--- Extracted records ---
· · · · ·
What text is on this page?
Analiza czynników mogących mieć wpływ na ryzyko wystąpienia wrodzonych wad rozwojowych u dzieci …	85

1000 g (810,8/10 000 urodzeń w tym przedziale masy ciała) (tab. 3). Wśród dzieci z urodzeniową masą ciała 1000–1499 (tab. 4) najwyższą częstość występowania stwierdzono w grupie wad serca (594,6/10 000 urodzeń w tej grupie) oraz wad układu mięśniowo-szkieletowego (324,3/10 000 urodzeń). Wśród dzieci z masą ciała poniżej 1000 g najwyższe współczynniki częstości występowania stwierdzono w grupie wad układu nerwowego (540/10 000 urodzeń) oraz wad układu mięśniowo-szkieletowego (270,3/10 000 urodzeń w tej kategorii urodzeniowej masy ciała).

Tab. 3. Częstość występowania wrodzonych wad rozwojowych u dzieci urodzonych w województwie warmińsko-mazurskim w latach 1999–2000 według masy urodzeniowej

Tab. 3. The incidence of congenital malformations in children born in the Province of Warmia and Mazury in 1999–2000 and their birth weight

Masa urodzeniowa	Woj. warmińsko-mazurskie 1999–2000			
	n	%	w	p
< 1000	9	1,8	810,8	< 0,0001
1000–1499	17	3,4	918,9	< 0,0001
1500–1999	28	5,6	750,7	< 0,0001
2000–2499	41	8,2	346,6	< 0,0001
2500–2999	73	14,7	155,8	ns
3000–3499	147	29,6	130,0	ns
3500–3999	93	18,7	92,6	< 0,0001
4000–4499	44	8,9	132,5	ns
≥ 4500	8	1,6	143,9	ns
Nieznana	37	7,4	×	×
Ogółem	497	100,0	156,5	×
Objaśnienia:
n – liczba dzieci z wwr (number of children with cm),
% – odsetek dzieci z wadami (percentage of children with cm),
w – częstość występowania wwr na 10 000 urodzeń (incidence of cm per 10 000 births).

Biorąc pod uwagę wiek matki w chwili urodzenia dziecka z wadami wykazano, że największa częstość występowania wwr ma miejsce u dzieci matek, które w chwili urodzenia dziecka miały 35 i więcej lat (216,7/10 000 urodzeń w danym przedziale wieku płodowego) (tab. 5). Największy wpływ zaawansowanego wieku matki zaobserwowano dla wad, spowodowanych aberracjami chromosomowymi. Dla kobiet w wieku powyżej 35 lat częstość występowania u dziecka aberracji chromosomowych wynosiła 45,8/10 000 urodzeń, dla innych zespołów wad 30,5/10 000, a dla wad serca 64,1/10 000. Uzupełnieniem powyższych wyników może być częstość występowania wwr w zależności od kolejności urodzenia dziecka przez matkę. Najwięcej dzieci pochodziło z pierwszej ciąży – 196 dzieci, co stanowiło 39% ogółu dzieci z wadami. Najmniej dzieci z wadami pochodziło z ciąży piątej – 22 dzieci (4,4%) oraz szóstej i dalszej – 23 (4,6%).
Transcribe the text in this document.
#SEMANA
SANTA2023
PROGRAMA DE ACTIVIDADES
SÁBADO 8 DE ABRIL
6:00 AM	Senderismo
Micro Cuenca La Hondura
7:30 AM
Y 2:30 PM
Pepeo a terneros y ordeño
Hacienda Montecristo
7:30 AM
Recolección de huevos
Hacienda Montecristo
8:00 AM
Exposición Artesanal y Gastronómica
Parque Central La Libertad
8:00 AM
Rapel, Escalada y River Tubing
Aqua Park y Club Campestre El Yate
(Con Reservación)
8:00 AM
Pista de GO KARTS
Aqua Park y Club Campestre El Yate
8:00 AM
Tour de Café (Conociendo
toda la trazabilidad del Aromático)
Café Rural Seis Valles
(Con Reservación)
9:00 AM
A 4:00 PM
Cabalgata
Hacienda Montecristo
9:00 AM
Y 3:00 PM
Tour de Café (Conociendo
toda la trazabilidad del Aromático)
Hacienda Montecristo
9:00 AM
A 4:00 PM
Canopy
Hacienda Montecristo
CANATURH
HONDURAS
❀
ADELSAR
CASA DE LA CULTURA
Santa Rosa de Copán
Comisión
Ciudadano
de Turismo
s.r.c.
· · · · ·
--- Written request ---
Reproduce the material precisely, including every line.

--- Exercise solution ---
What text is on this page?
Analiza czynników mogących mieć wpływ na ryzyko wystąpienia wrodzonych wad rozwojowych u dzieci …	85

1000 g (810,8/10 000 urodzeń w tym przedziale masy ciała) (tab. 3). Wśród dzieci z urodzeniową masą ciała 1000–1499 (tab. 4) najwyższą częstość występowania stwierdzono w grupie wad serca (594,6/10 000 urodzeń w tej grupie) oraz wad układu mięśniowo-szkieletowego (324,3/10 000 urodzeń). Wśród dzieci z masą ciała poniżej 1000 g najwyższe współczynniki częstości występowania stwierdzono w grupie wad układu nerwowego (540/10 000 urodzeń) oraz wad układu mięśniowo-szkieletowego (270,3/10 000 urodzeń w tej kategorii urodzeniowej masy ciała).

Tab. 3. Częstość występowania wrodzonych wad rozwojowych u dzieci urodzonych w województwie warmińsko-mazurskim w latach 1999–2000 według masy urodzeniowej

Tab. 3. The incidence of congenital malformations in children born in the Province of Warmia and Mazury in 1999–2000 and their birth weight

Masa urodzeniowa	Woj. warmińsko-mazurskie 1999–2000			
	n	%	w	p
< 1000	9	1,8	810,8	< 0,0001
1000–1499	17	3,4	918,9	< 0,0001
1500–1999	28	5,6	750,7	< 0,0001
2000–2499	41	8,2	346,6	< 0,0001
2500–2999	73	14,7	155,8	ns
3000–3499	147	29,6	130,0	ns
3500–3999	93	18,7	92,6	< 0,0001
4000–4499	44	8,9	132,5	ns
≥ 4500	8	1,6	143,9	ns
Nieznana	37	7,4	×	×
Ogółem	497	100,0	156,5	×
Objaśnienia:
n – liczba dzieci z wwr (number of children with cm),
% – odsetek dzieci z wadami (percentage of children with cm),
w – częstość występowania wwr na 10 000 urodzeń (incidence of cm per 10 000 births).

Biorąc pod uwagę wiek matki w chwili urodzenia dziecka z wadami wykazano, że największa częstość występowania wwr ma miejsce u dzieci matek, które w chwili urodzenia dziecka miały 35 i więcej lat (216,7/10 000 urodzeń w danym przedziale wieku płodowego) (tab. 5). Największy wpływ zaawansowanego wieku matki zaobserwowano dla wad, spowodowanych aberracjami chromosomowymi. Dla kobiet w wieku powyżej 35 lat częstość występowania u dziecka aberracji chromosomowych wynosiła 45,8/10 000 urodzeń, dla innych zespołów wad 30,5/10 000, a dla wad serca 64,1/10 000. Uzupełnieniem powyższych wyników może być częstość występowania wwr w zależności od kolejności urodzenia dziecka przez matkę. Najwięcej dzieci pochodziło z pierwszej ciąży – 196 dzieci, co stanowiło 39% ogółu dzieci z wadami. Najmniej dzieci z wadami pochodziło z ciąży piątej – 22 dzieci (4,4%) oraz szóstej i dalszej – 23 (4,6%).
Transcribe the text in this document.
#SEMANA
SANTA2023
PROGRAMA DE ACTIVIDADES
SÁBADO 8 DE ABRIL
6:00 AM	Senderismo
Micro Cuenca La Hondura
7:30 AM
Y 2:30 PM
Pepeo a terneros y ordeño
Hacienda Montecristo
7:30 AM
Recolección de huevos
Hacienda Montecristo
8:00 AM
Exposición Artesanal y Gastronómica
Parque Central La Libertad
8:00 AM
Rapel, Escalada y River Tubing
Aqua Park y Club Campestre El Yate
(Con Reservación)
8:00 AM
Pista de GO KARTS
Aqua Park y Club Campestre El Yate
8:00 AM
Tour de Café (Conociendo
toda la trazabilidad del Aromático)
Café Rural Seis Valles
(Con Reservación)
9:00 AM
A 4:00 PM
Cabalgata
Hacienda Montecristo
9:00 AM
Y 3:00 PM
Tour de Café (Conociendo
toda la trazabilidad del Aromático)
Hacienda Montecristo
9:00 AM
A 4:00 PM
Canopy
Hacienda Montecristo
CANATURH
HONDURAS
❀
ADELSAR
CASA DE LA CULTURA
Santa Rosa de Copán
Comisión
Ciudadano
de Turismo
s.r.c.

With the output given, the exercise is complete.